## begin Material provided
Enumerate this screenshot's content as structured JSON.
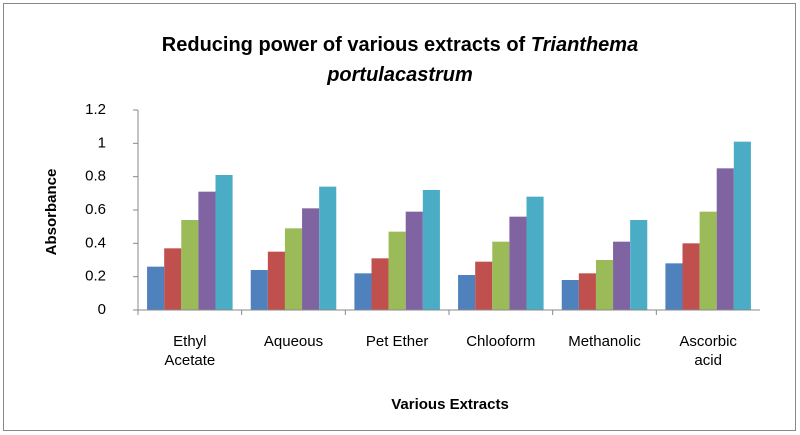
{
  "chart_data": {
    "type": "bar",
    "title": [
      "Reducing power of various extracts of",
      "Trianthema portulacastrum"
    ],
    "x_label": "Various Extracts",
    "y_label": "Absorbance",
    "categories": [
      "Ethyl Acetate",
      "Aqueous",
      "Pet Ether",
      "Chlooform",
      "Methanolic",
      "Ascorbic acid"
    ],
    "series": [
      {
        "color": "#4f81bd",
        "values": [
          0.26,
          0.24,
          0.22,
          0.21,
          0.18,
          0.28
        ]
      },
      {
        "color": "#c0504d",
        "values": [
          0.37,
          0.35,
          0.31,
          0.29,
          0.22,
          0.4
        ]
      },
      {
        "color": "#9bbb59",
        "values": [
          0.54,
          0.49,
          0.47,
          0.41,
          0.3,
          0.59
        ]
      },
      {
        "color": "#8064a2",
        "values": [
          0.71,
          0.61,
          0.59,
          0.56,
          0.41,
          0.85
        ]
      },
      {
        "color": "#4bacc6",
        "values": [
          0.81,
          0.74,
          0.72,
          0.68,
          0.54,
          1.01
        ]
      }
    ],
    "ylim": [
      0,
      1.2
    ],
    "yticks": [
      0,
      0.2,
      0.4,
      0.6,
      0.8,
      1,
      1.2
    ],
    "grid": false
  }
}
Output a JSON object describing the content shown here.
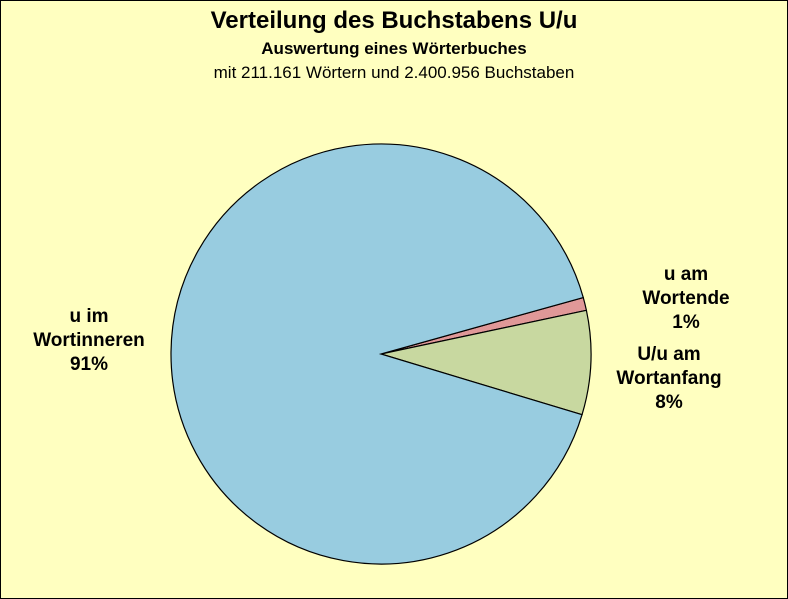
{
  "chart_data": {
    "type": "pie",
    "title": "Verteilung des Buchstabens U/u",
    "subtitle": "Auswertung eines Wörterbuches",
    "subtitle2": "mit 211.161 Wörtern und 2.400.956 Buchstaben",
    "slices": [
      {
        "label_lines": [
          "u am",
          "Wortende"
        ],
        "value": 1,
        "value_text": "1%",
        "color": "#e09898"
      },
      {
        "label_lines": [
          "U/u am",
          "Wortanfang"
        ],
        "value": 8,
        "value_text": "8%",
        "color": "#c8d8a0"
      },
      {
        "label_lines": [
          "u im",
          "Wortinneren"
        ],
        "value": 91,
        "value_text": "91%",
        "color": "#98cce0"
      }
    ],
    "colors": {
      "background": "#ffffc0",
      "border": "#000000"
    }
  }
}
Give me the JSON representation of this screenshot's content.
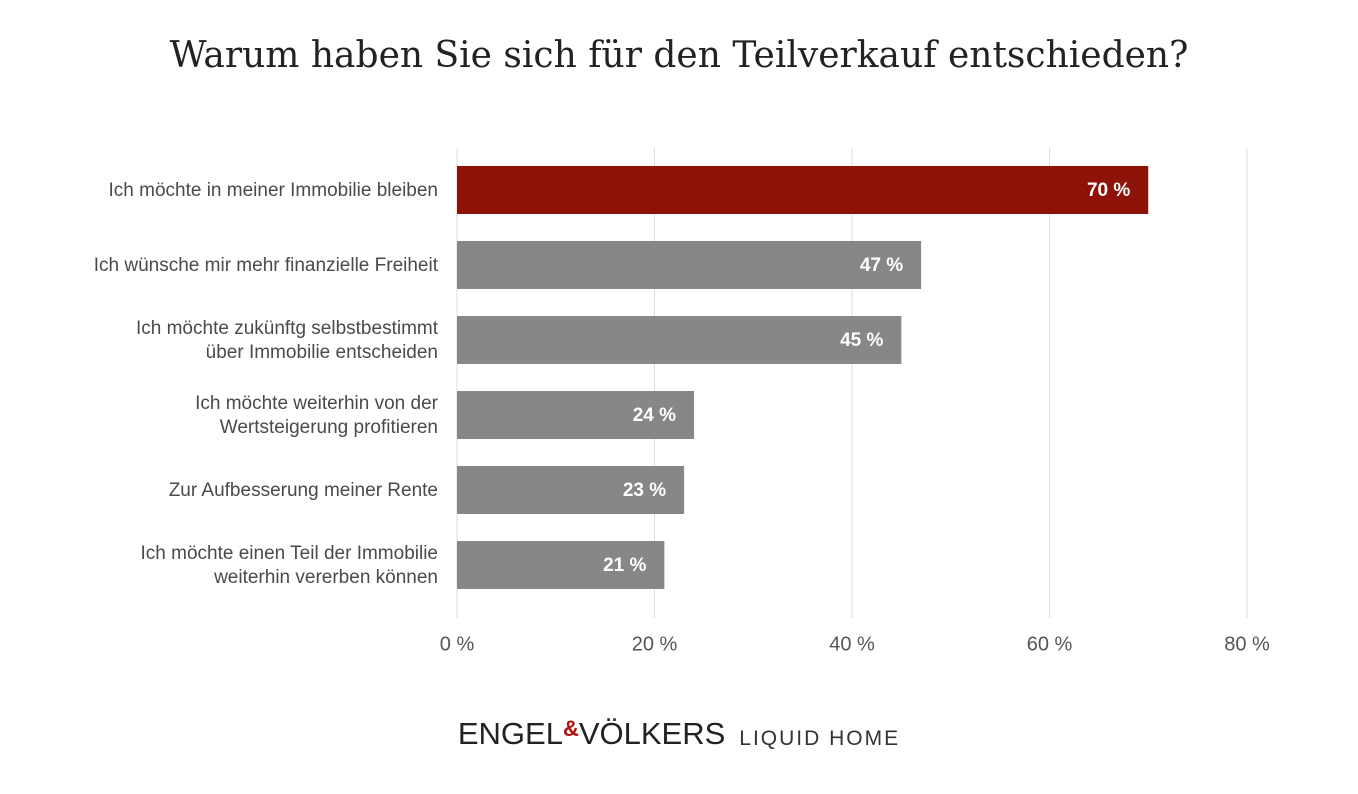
{
  "chart_data": {
    "type": "barh",
    "title": "Warum haben Sie sich für den Teilverkauf entschieden?",
    "categories": [
      "Ich möchte in meiner Immobilie bleiben",
      "Ich wünsche mir mehr finanzielle Freiheit",
      "Ich möchte zukünftg selbstbestimmt\nüber Immobilie entscheiden",
      "Ich möchte weiterhin von der\nWertsteigerung profitieren",
      "Zur Aufbesserung meiner Rente",
      "Ich möchte einen Teil der Immobilie\nweiterhin vererben können"
    ],
    "values": [
      70,
      47,
      45,
      24,
      23,
      21
    ],
    "value_labels": [
      "70 %",
      "47 %",
      "45 %",
      "24 %",
      "23 %",
      "21 %"
    ],
    "colors": [
      "#8e1208",
      "#878787",
      "#878787",
      "#878787",
      "#878787",
      "#878787"
    ],
    "xlim": [
      0,
      80
    ],
    "xticks": [
      {
        "value": 0,
        "label": "0 %"
      },
      {
        "value": 20,
        "label": "20 %"
      },
      {
        "value": 40,
        "label": "40 %"
      },
      {
        "value": 60,
        "label": "60 %"
      },
      {
        "value": 80,
        "label": "80 %"
      }
    ],
    "grid": true
  },
  "brand": {
    "parts": [
      "ENGEL",
      "&",
      "VÖLKERS"
    ],
    "tagline": "LIQUID HOME"
  }
}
## end Material provided
Written exercise>
Look through the records and gather each line with the word "meiner".

The reply>
      "Ich möchte in meiner Immobilie bleiben",
      "Zur Aufbesserung meiner Rente",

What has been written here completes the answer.